Work instructions: Take each line containing the word "true" and copy it.

<<<<

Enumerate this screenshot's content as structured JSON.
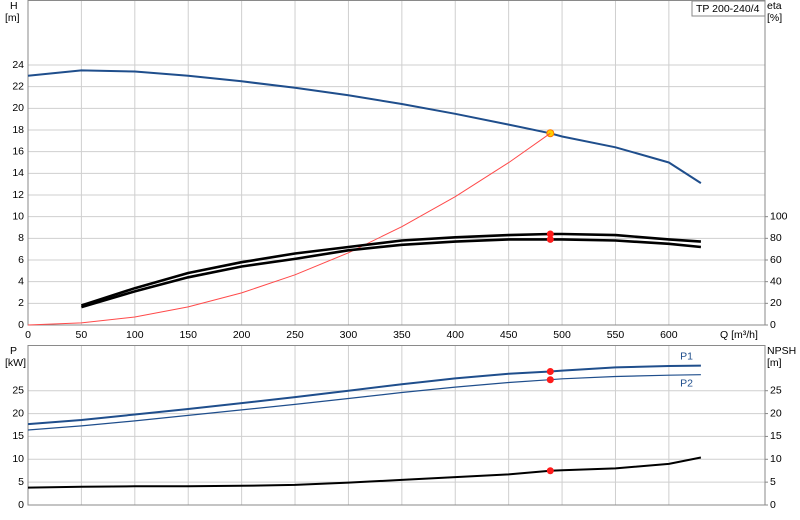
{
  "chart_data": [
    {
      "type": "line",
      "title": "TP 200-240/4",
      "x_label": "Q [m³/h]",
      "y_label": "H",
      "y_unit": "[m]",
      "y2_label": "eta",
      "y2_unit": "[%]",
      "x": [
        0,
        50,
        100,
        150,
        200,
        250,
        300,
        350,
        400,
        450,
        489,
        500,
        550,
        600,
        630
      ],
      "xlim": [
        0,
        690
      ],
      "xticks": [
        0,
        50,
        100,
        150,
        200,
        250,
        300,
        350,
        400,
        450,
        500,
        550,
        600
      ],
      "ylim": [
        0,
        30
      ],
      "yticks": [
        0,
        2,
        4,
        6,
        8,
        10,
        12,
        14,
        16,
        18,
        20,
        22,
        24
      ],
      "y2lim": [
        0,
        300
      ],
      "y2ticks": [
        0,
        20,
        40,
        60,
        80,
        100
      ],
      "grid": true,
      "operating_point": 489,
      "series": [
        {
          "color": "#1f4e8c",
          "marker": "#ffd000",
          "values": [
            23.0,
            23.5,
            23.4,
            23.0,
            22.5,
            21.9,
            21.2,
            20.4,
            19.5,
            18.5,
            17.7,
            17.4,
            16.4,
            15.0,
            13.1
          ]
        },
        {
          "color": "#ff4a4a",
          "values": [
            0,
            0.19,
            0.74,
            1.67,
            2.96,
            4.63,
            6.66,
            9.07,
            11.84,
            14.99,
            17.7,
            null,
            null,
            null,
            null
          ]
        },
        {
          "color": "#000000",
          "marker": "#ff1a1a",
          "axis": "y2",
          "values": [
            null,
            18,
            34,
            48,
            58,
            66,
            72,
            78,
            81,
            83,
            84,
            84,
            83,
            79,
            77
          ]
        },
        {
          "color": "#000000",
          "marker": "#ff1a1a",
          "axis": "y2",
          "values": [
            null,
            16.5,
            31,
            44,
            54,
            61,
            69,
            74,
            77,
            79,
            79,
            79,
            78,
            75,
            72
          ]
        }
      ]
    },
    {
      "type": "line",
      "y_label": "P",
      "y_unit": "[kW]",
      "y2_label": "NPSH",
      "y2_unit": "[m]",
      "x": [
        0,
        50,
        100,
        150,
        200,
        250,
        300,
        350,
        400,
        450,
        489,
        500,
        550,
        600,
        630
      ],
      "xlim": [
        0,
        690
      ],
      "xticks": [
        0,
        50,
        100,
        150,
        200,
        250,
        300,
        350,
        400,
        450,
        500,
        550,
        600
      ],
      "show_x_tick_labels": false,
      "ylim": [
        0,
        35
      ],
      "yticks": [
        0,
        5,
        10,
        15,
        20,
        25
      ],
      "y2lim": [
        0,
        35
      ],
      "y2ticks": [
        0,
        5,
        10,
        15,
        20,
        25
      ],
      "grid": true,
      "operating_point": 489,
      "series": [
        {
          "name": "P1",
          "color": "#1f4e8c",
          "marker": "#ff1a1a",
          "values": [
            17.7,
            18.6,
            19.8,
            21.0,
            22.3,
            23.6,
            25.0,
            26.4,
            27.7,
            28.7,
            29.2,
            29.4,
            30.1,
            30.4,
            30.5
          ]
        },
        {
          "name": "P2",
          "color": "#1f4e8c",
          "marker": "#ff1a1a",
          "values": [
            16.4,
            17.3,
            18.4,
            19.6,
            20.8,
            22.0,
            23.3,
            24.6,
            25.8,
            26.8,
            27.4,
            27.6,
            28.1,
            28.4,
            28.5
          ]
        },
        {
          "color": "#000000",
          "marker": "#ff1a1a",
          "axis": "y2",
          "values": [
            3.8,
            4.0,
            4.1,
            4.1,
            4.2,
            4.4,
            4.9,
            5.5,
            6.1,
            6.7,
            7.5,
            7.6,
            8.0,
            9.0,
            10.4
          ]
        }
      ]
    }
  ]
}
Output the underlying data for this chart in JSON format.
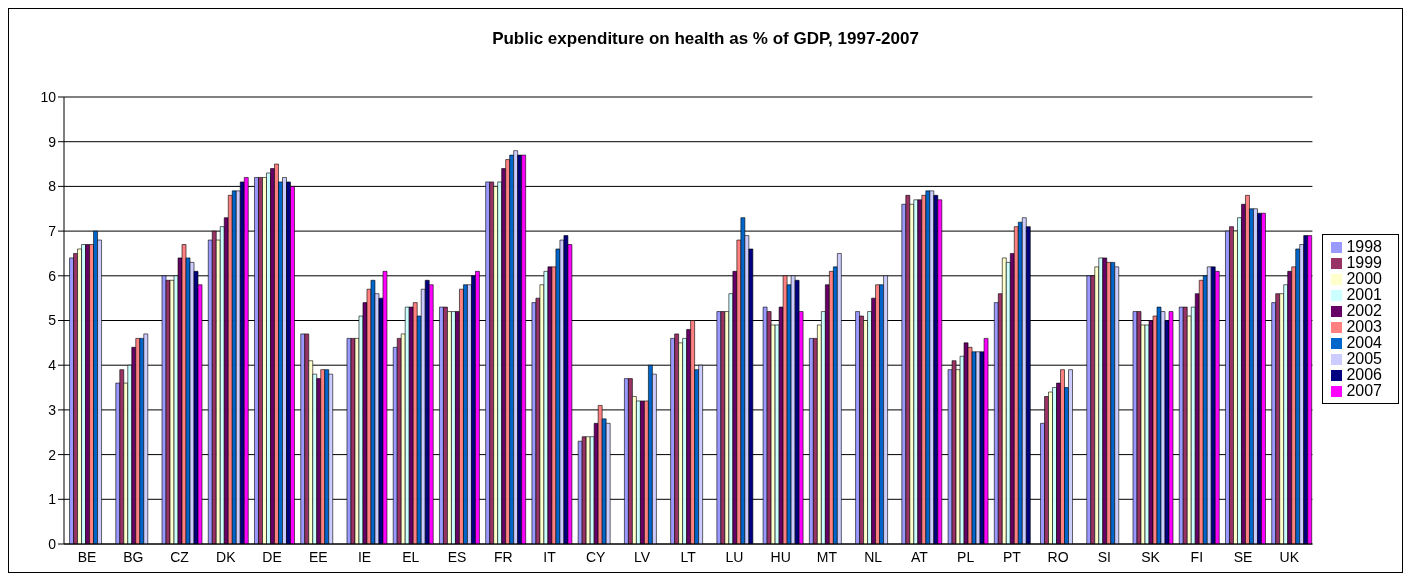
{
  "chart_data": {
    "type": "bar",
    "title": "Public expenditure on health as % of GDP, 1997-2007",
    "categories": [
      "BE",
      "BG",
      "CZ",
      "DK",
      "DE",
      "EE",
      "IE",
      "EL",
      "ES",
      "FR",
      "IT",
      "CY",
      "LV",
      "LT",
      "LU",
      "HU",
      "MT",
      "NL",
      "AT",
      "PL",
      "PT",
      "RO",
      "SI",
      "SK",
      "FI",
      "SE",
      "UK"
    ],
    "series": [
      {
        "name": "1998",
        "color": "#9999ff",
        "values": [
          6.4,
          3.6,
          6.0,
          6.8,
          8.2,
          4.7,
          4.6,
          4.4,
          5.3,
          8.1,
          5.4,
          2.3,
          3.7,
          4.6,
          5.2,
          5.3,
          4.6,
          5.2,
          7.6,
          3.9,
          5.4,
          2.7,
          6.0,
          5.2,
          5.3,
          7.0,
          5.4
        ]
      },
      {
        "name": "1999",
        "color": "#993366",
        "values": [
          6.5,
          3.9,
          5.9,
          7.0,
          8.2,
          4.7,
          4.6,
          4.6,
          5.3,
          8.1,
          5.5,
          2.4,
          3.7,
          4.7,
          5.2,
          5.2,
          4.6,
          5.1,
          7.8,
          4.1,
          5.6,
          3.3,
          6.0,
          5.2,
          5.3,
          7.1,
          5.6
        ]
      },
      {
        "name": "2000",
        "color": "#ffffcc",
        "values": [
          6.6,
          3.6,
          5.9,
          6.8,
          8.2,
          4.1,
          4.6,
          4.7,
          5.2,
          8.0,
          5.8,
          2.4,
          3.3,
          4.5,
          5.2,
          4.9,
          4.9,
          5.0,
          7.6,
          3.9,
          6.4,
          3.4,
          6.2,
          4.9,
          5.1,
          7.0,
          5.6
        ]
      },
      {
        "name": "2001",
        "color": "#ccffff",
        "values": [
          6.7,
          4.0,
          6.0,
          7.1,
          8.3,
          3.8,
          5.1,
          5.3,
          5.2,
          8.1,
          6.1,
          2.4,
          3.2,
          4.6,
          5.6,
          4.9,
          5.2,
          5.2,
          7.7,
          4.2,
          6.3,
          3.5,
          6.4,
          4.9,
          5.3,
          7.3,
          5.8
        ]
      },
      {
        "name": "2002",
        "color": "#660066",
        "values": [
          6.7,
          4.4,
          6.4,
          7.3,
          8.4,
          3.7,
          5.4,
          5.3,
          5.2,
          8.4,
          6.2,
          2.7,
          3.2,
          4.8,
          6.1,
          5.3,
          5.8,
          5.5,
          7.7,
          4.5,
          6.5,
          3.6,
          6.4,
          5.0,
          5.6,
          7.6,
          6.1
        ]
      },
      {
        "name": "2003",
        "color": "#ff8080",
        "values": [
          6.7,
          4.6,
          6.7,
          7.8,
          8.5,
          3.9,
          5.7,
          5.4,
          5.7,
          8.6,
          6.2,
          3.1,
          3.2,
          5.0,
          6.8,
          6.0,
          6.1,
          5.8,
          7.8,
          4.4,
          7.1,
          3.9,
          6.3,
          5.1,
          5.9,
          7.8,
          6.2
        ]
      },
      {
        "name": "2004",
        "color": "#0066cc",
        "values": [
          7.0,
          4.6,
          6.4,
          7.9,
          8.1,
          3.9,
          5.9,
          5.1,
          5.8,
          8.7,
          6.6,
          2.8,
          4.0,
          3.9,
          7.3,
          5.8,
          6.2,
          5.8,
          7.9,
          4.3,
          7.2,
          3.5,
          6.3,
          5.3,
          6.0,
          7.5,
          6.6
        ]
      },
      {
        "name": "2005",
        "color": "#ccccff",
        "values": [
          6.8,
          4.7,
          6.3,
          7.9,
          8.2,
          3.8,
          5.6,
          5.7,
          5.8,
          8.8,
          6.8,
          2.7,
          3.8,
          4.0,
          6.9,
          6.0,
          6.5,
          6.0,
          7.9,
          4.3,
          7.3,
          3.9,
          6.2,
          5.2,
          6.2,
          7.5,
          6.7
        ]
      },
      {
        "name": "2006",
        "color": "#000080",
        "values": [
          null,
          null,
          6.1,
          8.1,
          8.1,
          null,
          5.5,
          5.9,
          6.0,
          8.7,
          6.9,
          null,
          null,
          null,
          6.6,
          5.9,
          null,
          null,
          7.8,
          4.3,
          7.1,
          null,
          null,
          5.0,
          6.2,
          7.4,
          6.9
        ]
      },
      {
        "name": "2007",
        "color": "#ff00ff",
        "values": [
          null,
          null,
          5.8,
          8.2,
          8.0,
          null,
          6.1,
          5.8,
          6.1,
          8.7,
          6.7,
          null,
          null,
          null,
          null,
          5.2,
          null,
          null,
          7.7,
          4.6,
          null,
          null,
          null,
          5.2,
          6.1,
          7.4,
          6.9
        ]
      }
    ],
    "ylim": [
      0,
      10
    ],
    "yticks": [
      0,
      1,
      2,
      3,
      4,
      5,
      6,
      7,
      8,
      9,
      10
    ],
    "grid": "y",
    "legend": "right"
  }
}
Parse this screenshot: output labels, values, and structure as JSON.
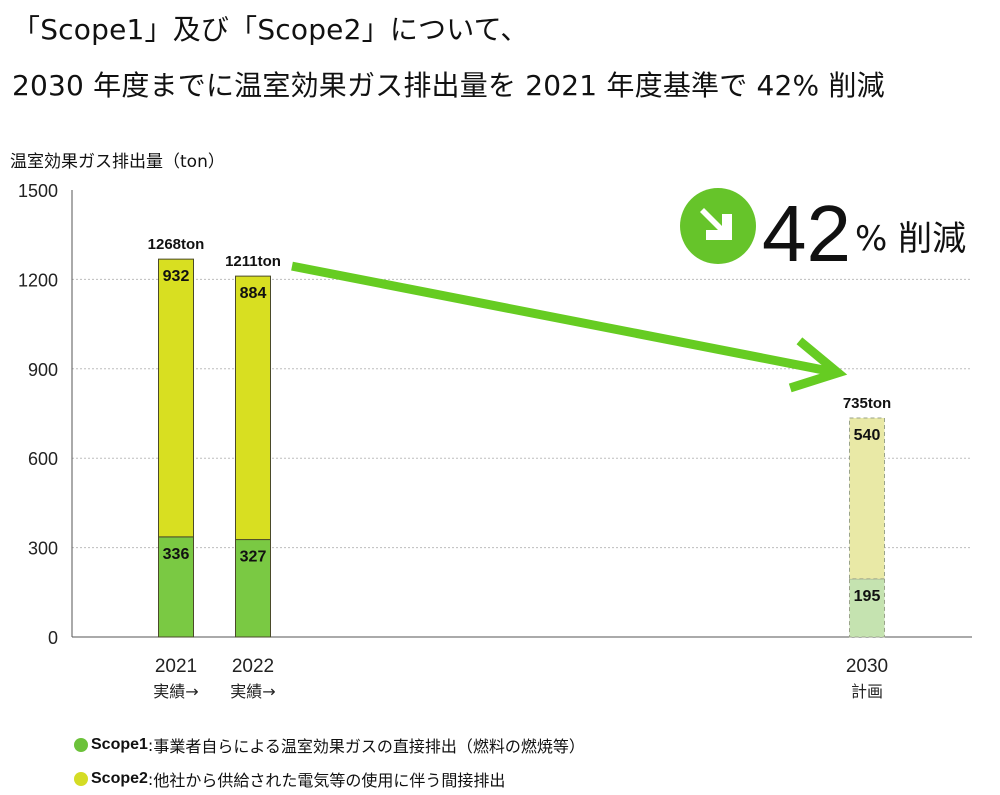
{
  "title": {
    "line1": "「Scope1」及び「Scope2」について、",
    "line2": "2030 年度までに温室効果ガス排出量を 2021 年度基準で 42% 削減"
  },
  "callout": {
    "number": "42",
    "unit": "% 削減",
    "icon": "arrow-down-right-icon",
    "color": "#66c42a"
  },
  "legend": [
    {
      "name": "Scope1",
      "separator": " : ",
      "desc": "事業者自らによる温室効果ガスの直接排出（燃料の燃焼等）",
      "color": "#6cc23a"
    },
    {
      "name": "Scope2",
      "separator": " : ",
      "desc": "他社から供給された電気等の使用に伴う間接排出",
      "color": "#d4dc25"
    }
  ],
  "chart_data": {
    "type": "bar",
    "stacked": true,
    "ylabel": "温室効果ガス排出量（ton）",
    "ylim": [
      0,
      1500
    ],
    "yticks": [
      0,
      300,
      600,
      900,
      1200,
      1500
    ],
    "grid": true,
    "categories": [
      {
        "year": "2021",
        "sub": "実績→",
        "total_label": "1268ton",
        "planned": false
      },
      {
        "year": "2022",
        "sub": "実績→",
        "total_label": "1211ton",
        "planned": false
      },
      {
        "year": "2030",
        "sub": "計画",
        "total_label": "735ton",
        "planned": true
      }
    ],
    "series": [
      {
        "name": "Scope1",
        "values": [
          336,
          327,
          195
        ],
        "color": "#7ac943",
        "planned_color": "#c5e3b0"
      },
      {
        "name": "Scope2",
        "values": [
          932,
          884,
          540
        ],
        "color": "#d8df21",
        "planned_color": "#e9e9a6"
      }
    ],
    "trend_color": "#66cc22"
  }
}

>>>>

Finished answer:
      "grid": true,
      "grid": true,
    "stacked": true,
    "grid": true,
        "planned": true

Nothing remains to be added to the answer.